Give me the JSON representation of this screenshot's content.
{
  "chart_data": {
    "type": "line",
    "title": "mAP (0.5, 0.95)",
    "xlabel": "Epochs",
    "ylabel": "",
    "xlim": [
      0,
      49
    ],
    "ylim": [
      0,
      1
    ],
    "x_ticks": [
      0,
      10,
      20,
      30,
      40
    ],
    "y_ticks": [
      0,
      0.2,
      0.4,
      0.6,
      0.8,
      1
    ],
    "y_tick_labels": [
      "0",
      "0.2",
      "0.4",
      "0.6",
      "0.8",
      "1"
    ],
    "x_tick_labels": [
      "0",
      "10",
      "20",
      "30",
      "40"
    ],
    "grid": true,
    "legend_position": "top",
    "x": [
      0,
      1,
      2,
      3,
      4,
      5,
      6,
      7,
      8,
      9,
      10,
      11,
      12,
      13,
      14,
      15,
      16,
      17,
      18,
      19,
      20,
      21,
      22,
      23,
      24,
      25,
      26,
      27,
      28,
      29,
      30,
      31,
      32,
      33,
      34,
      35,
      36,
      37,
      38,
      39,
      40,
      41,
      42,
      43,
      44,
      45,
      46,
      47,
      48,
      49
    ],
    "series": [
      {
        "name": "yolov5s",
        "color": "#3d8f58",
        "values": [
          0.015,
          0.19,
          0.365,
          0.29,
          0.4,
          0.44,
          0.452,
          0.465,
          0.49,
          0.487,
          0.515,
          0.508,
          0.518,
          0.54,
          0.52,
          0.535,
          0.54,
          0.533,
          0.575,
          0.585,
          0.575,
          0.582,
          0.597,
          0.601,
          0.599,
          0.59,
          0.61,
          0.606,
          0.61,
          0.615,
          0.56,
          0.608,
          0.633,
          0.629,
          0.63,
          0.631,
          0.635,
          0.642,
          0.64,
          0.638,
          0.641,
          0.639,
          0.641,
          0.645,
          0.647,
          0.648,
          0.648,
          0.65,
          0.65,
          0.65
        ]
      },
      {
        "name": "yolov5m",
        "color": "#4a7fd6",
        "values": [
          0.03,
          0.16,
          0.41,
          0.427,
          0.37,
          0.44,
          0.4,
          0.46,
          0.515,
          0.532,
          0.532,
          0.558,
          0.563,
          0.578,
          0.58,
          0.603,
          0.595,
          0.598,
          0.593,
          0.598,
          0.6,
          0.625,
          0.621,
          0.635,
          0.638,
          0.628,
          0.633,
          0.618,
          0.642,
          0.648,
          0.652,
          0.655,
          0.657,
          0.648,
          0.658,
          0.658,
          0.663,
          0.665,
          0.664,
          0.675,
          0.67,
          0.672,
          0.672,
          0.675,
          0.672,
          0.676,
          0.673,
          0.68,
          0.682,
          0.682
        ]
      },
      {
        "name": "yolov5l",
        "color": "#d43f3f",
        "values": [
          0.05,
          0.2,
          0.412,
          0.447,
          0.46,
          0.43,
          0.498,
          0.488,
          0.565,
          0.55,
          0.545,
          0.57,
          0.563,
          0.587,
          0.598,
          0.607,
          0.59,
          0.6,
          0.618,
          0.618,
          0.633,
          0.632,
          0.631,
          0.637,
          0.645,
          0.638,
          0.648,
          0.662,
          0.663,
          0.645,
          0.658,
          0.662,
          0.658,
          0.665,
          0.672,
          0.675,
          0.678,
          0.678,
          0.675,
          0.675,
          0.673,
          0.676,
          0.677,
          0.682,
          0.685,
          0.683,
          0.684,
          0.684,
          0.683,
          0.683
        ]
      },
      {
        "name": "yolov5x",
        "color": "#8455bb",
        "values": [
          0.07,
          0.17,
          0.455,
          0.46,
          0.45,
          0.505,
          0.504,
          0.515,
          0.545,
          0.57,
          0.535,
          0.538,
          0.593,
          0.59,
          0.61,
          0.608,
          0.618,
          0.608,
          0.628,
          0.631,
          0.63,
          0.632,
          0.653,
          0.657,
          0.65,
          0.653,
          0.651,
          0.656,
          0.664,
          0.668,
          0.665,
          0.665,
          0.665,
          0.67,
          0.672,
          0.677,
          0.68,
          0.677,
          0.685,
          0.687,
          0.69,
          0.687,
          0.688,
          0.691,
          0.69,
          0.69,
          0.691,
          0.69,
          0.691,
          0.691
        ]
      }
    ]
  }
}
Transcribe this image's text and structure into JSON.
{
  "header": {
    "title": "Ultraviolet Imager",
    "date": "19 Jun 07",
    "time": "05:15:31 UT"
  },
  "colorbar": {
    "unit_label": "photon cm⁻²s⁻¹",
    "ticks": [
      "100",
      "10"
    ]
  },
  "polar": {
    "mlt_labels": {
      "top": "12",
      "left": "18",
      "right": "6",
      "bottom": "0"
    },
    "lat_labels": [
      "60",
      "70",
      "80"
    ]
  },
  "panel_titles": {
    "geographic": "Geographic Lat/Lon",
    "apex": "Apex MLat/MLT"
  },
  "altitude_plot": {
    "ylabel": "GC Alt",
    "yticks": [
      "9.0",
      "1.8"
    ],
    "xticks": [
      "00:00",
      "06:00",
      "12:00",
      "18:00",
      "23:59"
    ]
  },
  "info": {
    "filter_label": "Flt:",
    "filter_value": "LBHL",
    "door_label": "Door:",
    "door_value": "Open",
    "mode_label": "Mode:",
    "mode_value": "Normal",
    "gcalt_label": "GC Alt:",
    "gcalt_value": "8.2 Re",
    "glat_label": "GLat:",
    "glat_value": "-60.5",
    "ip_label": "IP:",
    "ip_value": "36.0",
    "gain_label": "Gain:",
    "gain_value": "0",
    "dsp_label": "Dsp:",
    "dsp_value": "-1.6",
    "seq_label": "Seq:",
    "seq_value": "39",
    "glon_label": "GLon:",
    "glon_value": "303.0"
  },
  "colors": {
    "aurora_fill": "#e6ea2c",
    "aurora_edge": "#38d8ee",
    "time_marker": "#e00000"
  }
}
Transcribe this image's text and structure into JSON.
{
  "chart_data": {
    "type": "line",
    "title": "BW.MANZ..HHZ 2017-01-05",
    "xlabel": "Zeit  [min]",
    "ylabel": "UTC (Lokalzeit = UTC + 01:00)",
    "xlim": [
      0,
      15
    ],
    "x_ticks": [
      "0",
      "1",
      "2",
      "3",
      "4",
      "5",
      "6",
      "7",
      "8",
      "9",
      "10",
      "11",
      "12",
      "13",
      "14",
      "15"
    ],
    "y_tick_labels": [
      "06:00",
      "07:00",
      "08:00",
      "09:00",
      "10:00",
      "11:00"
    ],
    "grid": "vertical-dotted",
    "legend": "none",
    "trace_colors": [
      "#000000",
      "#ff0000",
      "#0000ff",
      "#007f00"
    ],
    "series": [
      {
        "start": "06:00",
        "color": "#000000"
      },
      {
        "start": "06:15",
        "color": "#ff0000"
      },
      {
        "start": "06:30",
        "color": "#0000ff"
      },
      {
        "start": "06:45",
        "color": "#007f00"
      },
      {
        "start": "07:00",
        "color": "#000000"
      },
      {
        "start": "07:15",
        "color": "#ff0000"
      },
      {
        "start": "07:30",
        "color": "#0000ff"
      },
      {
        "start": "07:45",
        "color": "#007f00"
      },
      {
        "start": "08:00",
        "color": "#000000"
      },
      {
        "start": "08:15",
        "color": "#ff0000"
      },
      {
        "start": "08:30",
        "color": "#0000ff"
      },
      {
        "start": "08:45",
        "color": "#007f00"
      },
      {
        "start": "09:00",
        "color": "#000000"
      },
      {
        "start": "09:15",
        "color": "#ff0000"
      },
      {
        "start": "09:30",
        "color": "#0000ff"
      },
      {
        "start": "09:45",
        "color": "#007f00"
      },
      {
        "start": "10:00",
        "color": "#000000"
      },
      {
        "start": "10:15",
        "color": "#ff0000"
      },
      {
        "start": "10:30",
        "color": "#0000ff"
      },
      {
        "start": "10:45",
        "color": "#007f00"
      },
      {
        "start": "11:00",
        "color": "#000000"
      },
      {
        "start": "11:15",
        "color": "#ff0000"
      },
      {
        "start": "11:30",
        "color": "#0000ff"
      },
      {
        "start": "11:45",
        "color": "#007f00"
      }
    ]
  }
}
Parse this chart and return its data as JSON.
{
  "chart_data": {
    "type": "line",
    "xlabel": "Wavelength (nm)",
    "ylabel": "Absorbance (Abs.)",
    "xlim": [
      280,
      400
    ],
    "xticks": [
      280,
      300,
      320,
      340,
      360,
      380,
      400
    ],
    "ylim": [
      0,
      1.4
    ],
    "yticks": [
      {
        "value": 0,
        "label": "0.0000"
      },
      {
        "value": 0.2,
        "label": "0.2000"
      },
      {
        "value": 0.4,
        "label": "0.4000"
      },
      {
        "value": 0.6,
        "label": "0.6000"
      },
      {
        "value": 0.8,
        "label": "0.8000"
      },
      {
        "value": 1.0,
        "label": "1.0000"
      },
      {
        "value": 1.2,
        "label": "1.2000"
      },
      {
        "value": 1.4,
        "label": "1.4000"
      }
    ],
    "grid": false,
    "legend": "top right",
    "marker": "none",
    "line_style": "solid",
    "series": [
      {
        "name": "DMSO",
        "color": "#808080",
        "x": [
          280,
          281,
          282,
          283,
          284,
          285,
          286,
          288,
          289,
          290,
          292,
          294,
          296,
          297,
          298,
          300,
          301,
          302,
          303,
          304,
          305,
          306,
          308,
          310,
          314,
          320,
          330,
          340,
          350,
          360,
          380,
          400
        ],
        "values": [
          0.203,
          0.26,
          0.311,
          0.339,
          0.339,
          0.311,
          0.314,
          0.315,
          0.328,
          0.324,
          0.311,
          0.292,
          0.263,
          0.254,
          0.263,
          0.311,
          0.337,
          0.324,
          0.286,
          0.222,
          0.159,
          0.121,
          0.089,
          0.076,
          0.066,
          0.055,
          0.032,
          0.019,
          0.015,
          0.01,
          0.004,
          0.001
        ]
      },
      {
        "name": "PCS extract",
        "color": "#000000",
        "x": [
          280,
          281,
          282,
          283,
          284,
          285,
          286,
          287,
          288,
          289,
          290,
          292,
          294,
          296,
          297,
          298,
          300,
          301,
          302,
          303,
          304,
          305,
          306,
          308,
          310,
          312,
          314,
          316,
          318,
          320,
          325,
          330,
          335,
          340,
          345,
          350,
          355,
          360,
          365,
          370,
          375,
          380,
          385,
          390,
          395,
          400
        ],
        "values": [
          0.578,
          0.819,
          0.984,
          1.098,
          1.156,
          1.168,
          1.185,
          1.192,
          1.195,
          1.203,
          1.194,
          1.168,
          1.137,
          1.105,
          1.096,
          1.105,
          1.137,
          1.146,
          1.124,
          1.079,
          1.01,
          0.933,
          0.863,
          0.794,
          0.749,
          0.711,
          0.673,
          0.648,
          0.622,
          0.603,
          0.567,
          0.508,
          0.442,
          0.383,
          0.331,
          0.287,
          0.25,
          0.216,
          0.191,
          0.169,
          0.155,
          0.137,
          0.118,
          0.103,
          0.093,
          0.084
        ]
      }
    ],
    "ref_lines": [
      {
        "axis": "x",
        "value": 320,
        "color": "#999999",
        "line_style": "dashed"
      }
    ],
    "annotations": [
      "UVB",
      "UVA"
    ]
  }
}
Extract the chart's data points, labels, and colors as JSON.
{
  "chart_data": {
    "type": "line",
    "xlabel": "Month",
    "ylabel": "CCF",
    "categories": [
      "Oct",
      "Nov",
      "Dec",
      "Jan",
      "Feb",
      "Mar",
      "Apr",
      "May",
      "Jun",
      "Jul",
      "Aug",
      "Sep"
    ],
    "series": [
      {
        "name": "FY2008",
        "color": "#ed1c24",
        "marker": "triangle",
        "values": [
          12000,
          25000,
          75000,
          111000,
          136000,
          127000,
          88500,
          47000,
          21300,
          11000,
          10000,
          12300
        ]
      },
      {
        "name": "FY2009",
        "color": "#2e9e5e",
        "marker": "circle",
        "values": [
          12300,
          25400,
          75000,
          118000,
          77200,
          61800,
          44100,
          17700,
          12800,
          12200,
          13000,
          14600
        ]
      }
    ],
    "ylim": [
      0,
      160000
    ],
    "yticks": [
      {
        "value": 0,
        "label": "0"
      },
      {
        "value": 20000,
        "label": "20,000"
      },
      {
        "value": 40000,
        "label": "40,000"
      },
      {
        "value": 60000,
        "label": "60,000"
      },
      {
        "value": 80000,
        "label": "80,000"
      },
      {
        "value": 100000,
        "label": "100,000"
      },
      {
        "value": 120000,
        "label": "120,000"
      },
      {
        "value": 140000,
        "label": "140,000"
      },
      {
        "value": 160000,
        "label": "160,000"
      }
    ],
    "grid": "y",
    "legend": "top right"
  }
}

▶ _Exercise brief_
Find how many lines in the material hold the word "this" and state that number alone.

▶ _Solution_
4